▼▼▼

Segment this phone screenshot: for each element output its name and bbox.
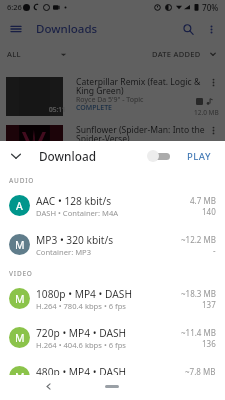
staticText: 70% (202, 2, 219, 13)
staticText: PLAY (187, 150, 212, 163)
staticText: 02:38 (49, 153, 66, 162)
staticText: 12.0 MB (194, 108, 219, 117)
staticText: M (15, 238, 25, 252)
button[interactable]: PLAY (184, 145, 215, 168)
button[interactable]: M (0, 318, 225, 357)
staticText: Downloads (36, 21, 98, 37)
staticText: AUDIO (9, 176, 35, 185)
button[interactable]: M (0, 225, 225, 264)
staticText: A (16, 199, 23, 213)
staticText: ~11.4 MB (181, 327, 216, 338)
button[interactable]: Navigation menu (8, 21, 24, 37)
staticText: Spider-Verse) (76, 133, 130, 145)
staticText: M (15, 292, 25, 306)
staticText: H.264 • 250.1 kbps • 6 fps (36, 379, 126, 389)
staticText: 136 (202, 338, 216, 349)
button[interactable]: 05:11 (0, 77, 225, 121)
staticText: H.264 • 780.4 kbps • 6 fps (36, 301, 126, 311)
staticText: 480p • MP4 • DASH (36, 365, 127, 379)
staticText: 05:11 (49, 105, 66, 114)
staticText: AAC • 128 kbit/s (36, 194, 112, 208)
staticText: M (15, 331, 25, 345)
staticText: King Green) (76, 85, 124, 97)
staticText: 720p • MP4 • DASH (36, 326, 127, 340)
staticText: 6:26 (7, 2, 22, 12)
staticText: ~12.2 MB (181, 234, 216, 245)
button[interactable]: Collapse (8, 148, 24, 164)
staticText: 140 (202, 206, 216, 217)
staticText: Sunflower (Spider-Man: Into the (76, 124, 205, 136)
button[interactable]: Home (98, 378, 126, 394)
button[interactable]: M (0, 357, 225, 396)
staticText: Post Malone (76, 143, 117, 153)
staticText: - (213, 245, 216, 256)
staticText: ~7.8 MB (185, 366, 216, 377)
staticText: VIDEO (9, 269, 33, 278)
staticText: 4.7 MB (190, 195, 216, 206)
staticText: H.264 • 404.6 kbps • 6 fps (36, 340, 126, 350)
button[interactable]: Item options (207, 76, 220, 89)
button[interactable]: 02:38 (0, 125, 225, 169)
staticText: Caterpillar Remix (feat. Logic & (76, 76, 201, 88)
staticText: COMPLETE (76, 103, 112, 113)
button[interactable]: A (0, 186, 225, 225)
staticText: M (15, 370, 25, 384)
staticText: 1080p • MP4 • DASH (36, 287, 132, 301)
button[interactable]: M (0, 279, 225, 318)
button[interactable]: Search (178, 19, 198, 39)
staticText: MP3 • 320 kbit/s (36, 233, 114, 247)
staticText: DATE ADDED (152, 49, 201, 59)
staticText: Royce Da 5'9" - Topic (76, 95, 144, 105)
button[interactable]: ALL (7, 49, 67, 59)
button[interactable]: Back (40, 378, 56, 394)
button[interactable]: Item options (207, 124, 220, 137)
staticText: ~18.3 MB (181, 288, 216, 299)
staticText: Download (39, 148, 96, 164)
staticText: DASH • Container: M4A (36, 208, 119, 218)
staticText: Container: MP3 (36, 247, 91, 257)
button[interactable]: More options (201, 19, 221, 39)
staticText: 6.4 MB (194, 156, 215, 165)
staticText: COMPLETE (76, 151, 112, 161)
staticText: ALL (7, 49, 21, 59)
button[interactable]: DATE ADDED (152, 49, 217, 59)
button[interactable]: Toggle download (147, 147, 170, 165)
staticText: 137 (202, 299, 216, 310)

▲▲▲

(What is being asked): Switch each "COMPLETE" in the items above to "FINISHED". Reproduce the items with nothing else changed, and leave the pictures out.

(Solved exercise):
Segment this phone screenshot: for each element output its name and bbox.
staticText: 70% (202, 2, 219, 13)
staticText: PLAY (187, 150, 212, 163)
staticText: 02:38 (49, 153, 66, 162)
staticText: 12.0 MB (194, 108, 219, 117)
staticText: M (15, 238, 25, 252)
button[interactable]: PLAY (184, 145, 215, 168)
button[interactable]: M (0, 318, 225, 357)
staticText: Downloads (36, 21, 98, 37)
staticText: AUDIO (9, 176, 35, 185)
button[interactable]: M (0, 225, 225, 264)
staticText: A (16, 199, 23, 213)
staticText: ~11.4 MB (181, 327, 216, 338)
button[interactable]: Navigation menu (8, 21, 24, 37)
staticText: Spider-Verse) (76, 133, 130, 145)
staticText: M (15, 292, 25, 306)
staticText: H.264 • 250.1 kbps • 6 fps (36, 379, 126, 389)
staticText: 136 (202, 338, 216, 349)
button[interactable]: 05:11 (0, 77, 225, 121)
staticText: H.264 • 780.4 kbps • 6 fps (36, 301, 126, 311)
staticText: 480p • MP4 • DASH (36, 365, 127, 379)
staticText: 05:11 (49, 105, 66, 114)
staticText: AAC • 128 kbit/s (36, 194, 112, 208)
staticText: M (15, 331, 25, 345)
staticText: King Green) (76, 85, 124, 97)
staticText: 720p • MP4 • DASH (36, 326, 127, 340)
staticText: 6:26 (7, 2, 22, 12)
staticText: ~12.2 MB (181, 234, 216, 245)
button[interactable]: Collapse (8, 148, 24, 164)
staticText: 140 (202, 206, 216, 217)
staticText: Sunflower (Spider-Man: Into the (76, 124, 205, 136)
button[interactable]: Home (98, 378, 126, 394)
button[interactable]: M (0, 357, 225, 396)
staticText: Post Malone (76, 143, 117, 153)
staticText: - (213, 245, 216, 256)
staticText: ~7.8 MB (185, 366, 216, 377)
staticText: VIDEO (9, 269, 33, 278)
staticText: 4.7 MB (190, 195, 216, 206)
staticText: H.264 • 404.6 kbps • 6 fps (36, 340, 126, 350)
button[interactable]: Item options (207, 76, 220, 89)
button[interactable]: 02:38 (0, 125, 225, 169)
staticText: Caterpillar Remix (feat. Logic & (76, 76, 201, 88)
staticText: FINISHED (76, 103, 112, 113)
button[interactable]: A (0, 186, 225, 225)
staticText: M (15, 370, 25, 384)
staticText: 1080p • MP4 • DASH (36, 287, 132, 301)
button[interactable]: M (0, 279, 225, 318)
button[interactable]: Search (178, 19, 198, 39)
staticText: MP3 • 320 kbit/s (36, 233, 114, 247)
staticText: DATE ADDED (152, 49, 201, 59)
staticText: Royce Da 5'9" - Topic (76, 95, 144, 105)
button[interactable]: ALL (7, 49, 67, 59)
button[interactable]: Back (40, 378, 56, 394)
button[interactable]: Item options (207, 124, 220, 137)
staticText: ~18.3 MB (181, 288, 216, 299)
staticText: Download (39, 148, 96, 164)
staticText: DASH • Container: M4A (36, 208, 119, 218)
staticText: Container: MP3 (36, 247, 91, 257)
button[interactable]: More options (201, 19, 221, 39)
staticText: 6.4 MB (194, 156, 215, 165)
staticText: FINISHED (76, 151, 112, 161)
staticText: ALL (7, 49, 21, 59)
button[interactable]: DATE ADDED (152, 49, 217, 59)
button[interactable]: Toggle download (147, 147, 170, 165)
staticText: 137 (202, 299, 216, 310)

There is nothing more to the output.